== PROBLEM REQUIREMENTS ==
Would you return the complete listing below word for word?

start SUPPLIED DATA

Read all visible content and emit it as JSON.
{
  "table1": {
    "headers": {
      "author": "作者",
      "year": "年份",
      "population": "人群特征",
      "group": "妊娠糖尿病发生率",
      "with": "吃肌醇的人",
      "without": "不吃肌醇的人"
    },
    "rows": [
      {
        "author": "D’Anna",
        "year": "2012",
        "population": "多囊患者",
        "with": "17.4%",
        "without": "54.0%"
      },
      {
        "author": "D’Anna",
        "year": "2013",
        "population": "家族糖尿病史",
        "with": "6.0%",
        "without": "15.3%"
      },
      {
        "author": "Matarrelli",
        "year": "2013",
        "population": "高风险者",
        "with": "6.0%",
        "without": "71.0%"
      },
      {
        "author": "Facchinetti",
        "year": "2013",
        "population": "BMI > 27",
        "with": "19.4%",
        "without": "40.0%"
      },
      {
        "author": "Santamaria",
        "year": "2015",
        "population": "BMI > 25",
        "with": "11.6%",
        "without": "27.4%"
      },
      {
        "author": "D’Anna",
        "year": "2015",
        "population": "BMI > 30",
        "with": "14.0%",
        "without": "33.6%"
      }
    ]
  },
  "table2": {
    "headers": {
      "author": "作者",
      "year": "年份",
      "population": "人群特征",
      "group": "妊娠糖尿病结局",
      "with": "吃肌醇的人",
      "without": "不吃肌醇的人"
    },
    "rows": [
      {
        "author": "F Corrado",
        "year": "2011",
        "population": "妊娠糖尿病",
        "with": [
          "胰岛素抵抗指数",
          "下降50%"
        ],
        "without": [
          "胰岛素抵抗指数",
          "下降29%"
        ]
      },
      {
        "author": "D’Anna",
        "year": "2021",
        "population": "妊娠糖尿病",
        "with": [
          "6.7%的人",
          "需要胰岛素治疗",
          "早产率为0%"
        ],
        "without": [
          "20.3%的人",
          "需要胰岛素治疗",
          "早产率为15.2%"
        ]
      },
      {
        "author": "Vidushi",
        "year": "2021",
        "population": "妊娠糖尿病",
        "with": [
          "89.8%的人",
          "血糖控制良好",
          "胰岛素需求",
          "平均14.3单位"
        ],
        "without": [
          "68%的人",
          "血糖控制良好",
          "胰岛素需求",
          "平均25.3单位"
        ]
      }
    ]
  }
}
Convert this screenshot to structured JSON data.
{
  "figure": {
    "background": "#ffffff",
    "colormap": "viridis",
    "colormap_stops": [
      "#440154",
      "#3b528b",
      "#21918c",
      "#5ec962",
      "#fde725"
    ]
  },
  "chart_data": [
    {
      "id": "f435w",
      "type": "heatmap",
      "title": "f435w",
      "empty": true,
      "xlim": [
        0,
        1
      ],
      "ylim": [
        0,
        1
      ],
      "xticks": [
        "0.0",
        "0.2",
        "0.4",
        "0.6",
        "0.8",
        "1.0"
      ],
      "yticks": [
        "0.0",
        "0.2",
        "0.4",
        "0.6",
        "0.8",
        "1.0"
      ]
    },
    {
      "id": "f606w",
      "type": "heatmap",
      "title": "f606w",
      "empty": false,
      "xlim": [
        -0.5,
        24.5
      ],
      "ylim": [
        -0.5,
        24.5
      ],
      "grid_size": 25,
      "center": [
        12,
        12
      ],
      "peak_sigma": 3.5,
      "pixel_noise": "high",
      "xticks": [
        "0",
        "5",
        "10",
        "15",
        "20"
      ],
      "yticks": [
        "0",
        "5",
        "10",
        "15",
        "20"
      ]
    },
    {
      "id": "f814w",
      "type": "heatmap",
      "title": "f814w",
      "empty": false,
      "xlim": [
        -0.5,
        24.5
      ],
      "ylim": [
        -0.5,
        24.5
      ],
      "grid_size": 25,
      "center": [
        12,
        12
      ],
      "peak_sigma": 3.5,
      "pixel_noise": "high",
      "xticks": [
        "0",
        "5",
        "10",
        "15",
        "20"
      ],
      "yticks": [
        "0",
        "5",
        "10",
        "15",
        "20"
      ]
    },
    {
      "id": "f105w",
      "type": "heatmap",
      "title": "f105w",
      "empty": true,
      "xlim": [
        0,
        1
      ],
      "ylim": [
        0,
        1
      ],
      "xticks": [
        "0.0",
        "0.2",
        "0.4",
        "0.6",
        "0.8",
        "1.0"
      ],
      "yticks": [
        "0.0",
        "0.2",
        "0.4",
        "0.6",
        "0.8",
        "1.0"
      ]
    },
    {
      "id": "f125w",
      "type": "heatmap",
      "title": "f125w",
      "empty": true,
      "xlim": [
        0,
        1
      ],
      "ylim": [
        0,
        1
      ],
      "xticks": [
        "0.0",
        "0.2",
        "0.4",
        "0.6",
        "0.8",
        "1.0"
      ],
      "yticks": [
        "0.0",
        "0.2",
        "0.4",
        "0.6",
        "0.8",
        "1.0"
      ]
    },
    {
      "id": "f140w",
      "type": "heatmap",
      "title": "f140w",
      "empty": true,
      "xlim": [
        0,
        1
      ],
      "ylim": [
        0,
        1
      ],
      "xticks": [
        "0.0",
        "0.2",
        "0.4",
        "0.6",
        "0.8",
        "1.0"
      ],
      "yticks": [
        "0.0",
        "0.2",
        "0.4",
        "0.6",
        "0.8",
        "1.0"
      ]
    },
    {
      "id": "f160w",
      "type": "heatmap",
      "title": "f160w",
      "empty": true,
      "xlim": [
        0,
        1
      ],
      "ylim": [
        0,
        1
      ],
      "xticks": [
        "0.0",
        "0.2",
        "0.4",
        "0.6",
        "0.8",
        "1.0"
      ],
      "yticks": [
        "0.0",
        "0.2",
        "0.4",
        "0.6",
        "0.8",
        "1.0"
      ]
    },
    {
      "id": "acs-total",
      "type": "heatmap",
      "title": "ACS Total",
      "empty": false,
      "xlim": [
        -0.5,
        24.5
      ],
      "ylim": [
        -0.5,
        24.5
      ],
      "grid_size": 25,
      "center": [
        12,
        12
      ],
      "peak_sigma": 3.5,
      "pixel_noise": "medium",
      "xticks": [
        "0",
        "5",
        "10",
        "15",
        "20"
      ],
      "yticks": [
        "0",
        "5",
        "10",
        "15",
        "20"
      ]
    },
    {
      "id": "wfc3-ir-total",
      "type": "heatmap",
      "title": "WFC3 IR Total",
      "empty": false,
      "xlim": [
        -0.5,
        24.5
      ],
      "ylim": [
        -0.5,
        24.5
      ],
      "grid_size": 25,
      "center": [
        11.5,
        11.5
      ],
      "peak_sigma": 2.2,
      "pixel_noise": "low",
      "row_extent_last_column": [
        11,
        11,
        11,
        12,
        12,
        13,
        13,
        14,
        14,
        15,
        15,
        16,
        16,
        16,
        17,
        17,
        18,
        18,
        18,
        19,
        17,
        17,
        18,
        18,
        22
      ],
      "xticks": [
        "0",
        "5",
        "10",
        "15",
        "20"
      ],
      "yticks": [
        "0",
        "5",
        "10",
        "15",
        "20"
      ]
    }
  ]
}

end SUPPLIED DATA

== TASK OUTPUT ==
Read all visible content and emit it as JSON.
{
  "table1": {
    "headers": {
      "author": "作者",
      "year": "年份",
      "population": "人群特征",
      "group": "妊娠糖尿病发生率",
      "with": "吃肌醇的人",
      "without": "不吃肌醇的人"
    },
    "rows": [
      {
        "author": "D’Anna",
        "year": "2012",
        "population": "多囊患者",
        "with": "17.4%",
        "without": "54.0%"
      },
      {
        "author": "D’Anna",
        "year": "2013",
        "population": "家族糖尿病史",
        "with": "6.0%",
        "without": "15.3%"
      },
      {
        "author": "Matarrelli",
        "year": "2013",
        "population": "高风险者",
        "with": "6.0%",
        "without": "71.0%"
      },
      {
        "author": "Facchinetti",
        "year": "2013",
        "population": "BMI > 27",
        "with": "19.4%",
        "without": "40.0%"
      },
      {
        "author": "Santamaria",
        "year": "2015",
        "population": "BMI > 25",
        "with": "11.6%",
        "without": "27.4%"
      },
      {
        "author": "D’Anna",
        "year": "2015",
        "population": "BMI > 30",
        "with": "14.0%",
        "without": "33.6%"
      }
    ]
  },
  "table2": {
    "headers": {
      "author": "作者",
      "year": "年份",
      "population": "人群特征",
      "group": "妊娠糖尿病结局",
      "with": "吃肌醇的人",
      "without": "不吃肌醇的人"
    },
    "rows": [
      {
        "author": "F Corrado",
        "year": "2011",
        "population": "妊娠糖尿病",
        "with": [
          "胰岛素抵抗指数",
          "下降50%"
        ],
        "without": [
          "胰岛素抵抗指数",
          "下降29%"
        ]
      },
      {
        "author": "D’Anna",
        "year": "2021",
        "population": "妊娠糖尿病",
        "with": [
          "6.7%的人",
          "需要胰岛素治疗",
          "早产率为0%"
        ],
        "without": [
          "20.3%的人",
          "需要胰岛素治疗",
          "早产率为15.2%"
        ]
      },
      {
        "author": "Vidushi",
        "year": "2021",
        "population": "妊娠糖尿病",
        "with": [
          "89.8%的人",
          "血糖控制良好",
          "胰岛素需求",
          "平均14.3单位"
        ],
        "without": [
          "68%的人",
          "血糖控制良好",
          "胰岛素需求",
          "平均25.3单位"
        ]
      }
    ]
  }
}
Convert this screenshot to structured JSON data.
{
  "figure": {
    "background": "#ffffff",
    "colormap": "viridis",
    "colormap_stops": [
      "#440154",
      "#3b528b",
      "#21918c",
      "#5ec962",
      "#fde725"
    ]
  },
  "chart_data": [
    {
      "id": "f435w",
      "type": "heatmap",
      "title": "f435w",
      "empty": true,
      "xlim": [
        0,
        1
      ],
      "ylim": [
        0,
        1
      ],
      "xticks": [
        "0.0",
        "0.2",
        "0.4",
        "0.6",
        "0.8",
        "1.0"
      ],
      "yticks": [
        "0.0",
        "0.2",
        "0.4",
        "0.6",
        "0.8",
        "1.0"
      ]
    },
    {
      "id": "f606w",
      "type": "heatmap",
      "title": "f606w",
      "empty": false,
      "xlim": [
        -0.5,
        24.5
      ],
      "ylim": [
        -0.5,
        24.5
      ],
      "grid_size": 25,
      "center": [
        12,
        12
      ],
      "peak_sigma": 3.5,
      "pixel_noise": "high",
      "xticks": [
        "0",
        "5",
        "10",
        "15",
        "20"
      ],
      "yticks": [
        "0",
        "5",
        "10",
        "15",
        "20"
      ]
    },
    {
      "id": "f814w",
      "type": "heatmap",
      "title": "f814w",
      "empty": false,
      "xlim": [
        -0.5,
        24.5
      ],
      "ylim": [
        -0.5,
        24.5
      ],
      "grid_size": 25,
      "center": [
        12,
        12
      ],
      "peak_sigma": 3.5,
      "pixel_noise": "high",
      "xticks": [
        "0",
        "5",
        "10",
        "15",
        "20"
      ],
      "yticks": [
        "0",
        "5",
        "10",
        "15",
        "20"
      ]
    },
    {
      "id": "f105w",
      "type": "heatmap",
      "title": "f105w",
      "empty": true,
      "xlim": [
        0,
        1
      ],
      "ylim": [
        0,
        1
      ],
      "xticks": [
        "0.0",
        "0.2",
        "0.4",
        "0.6",
        "0.8",
        "1.0"
      ],
      "yticks": [
        "0.0",
        "0.2",
        "0.4",
        "0.6",
        "0.8",
        "1.0"
      ]
    },
    {
      "id": "f125w",
      "type": "heatmap",
      "title": "f125w",
      "empty": true,
      "xlim": [
        0,
        1
      ],
      "ylim": [
        0,
        1
      ],
      "xticks": [
        "0.0",
        "0.2",
        "0.4",
        "0.6",
        "0.8",
        "1.0"
      ],
      "yticks": [
        "0.0",
        "0.2",
        "0.4",
        "0.6",
        "0.8",
        "1.0"
      ]
    },
    {
      "id": "f140w",
      "type": "heatmap",
      "title": "f140w",
      "empty": true,
      "xlim": [
        0,
        1
      ],
      "ylim": [
        0,
        1
      ],
      "xticks": [
        "0.0",
        "0.2",
        "0.4",
        "0.6",
        "0.8",
        "1.0"
      ],
      "yticks": [
        "0.0",
        "0.2",
        "0.4",
        "0.6",
        "0.8",
        "1.0"
      ]
    },
    {
      "id": "f160w",
      "type": "heatmap",
      "title": "f160w",
      "empty": true,
      "xlim": [
        0,
        1
      ],
      "ylim": [
        0,
        1
      ],
      "xticks": [
        "0.0",
        "0.2",
        "0.4",
        "0.6",
        "0.8",
        "1.0"
      ],
      "yticks": [
        "0.0",
        "0.2",
        "0.4",
        "0.6",
        "0.8",
        "1.0"
      ]
    },
    {
      "id": "acs-total",
      "type": "heatmap",
      "title": "ACS Total",
      "empty": false,
      "xlim": [
        -0.5,
        24.5
      ],
      "ylim": [
        -0.5,
        24.5
      ],
      "grid_size": 25,
      "center": [
        12,
        12
      ],
      "peak_sigma": 3.5,
      "pixel_noise": "medium",
      "xticks": [
        "0",
        "5",
        "10",
        "15",
        "20"
      ],
      "yticks": [
        "0",
        "5",
        "10",
        "15",
        "20"
      ]
    },
    {
      "id": "wfc3-ir-total",
      "type": "heatmap",
      "title": "WFC3 IR Total",
      "empty": false,
      "xlim": [
        -0.5,
        24.5
      ],
      "ylim": [
        -0.5,
        24.5
      ],
      "grid_size": 25,
      "center": [
        11.5,
        11.5
      ],
      "peak_sigma": 2.2,
      "pixel_noise": "low",
      "row_extent_last_column": [
        11,
        11,
        11,
        12,
        12,
        13,
        13,
        14,
        14,
        15,
        15,
        16,
        16,
        16,
        17,
        17,
        18,
        18,
        18,
        19,
        17,
        17,
        18,
        18,
        22
      ],
      "xticks": [
        "0",
        "5",
        "10",
        "15",
        "20"
      ],
      "yticks": [
        "0",
        "5",
        "10",
        "15",
        "20"
      ]
    }
  ]
}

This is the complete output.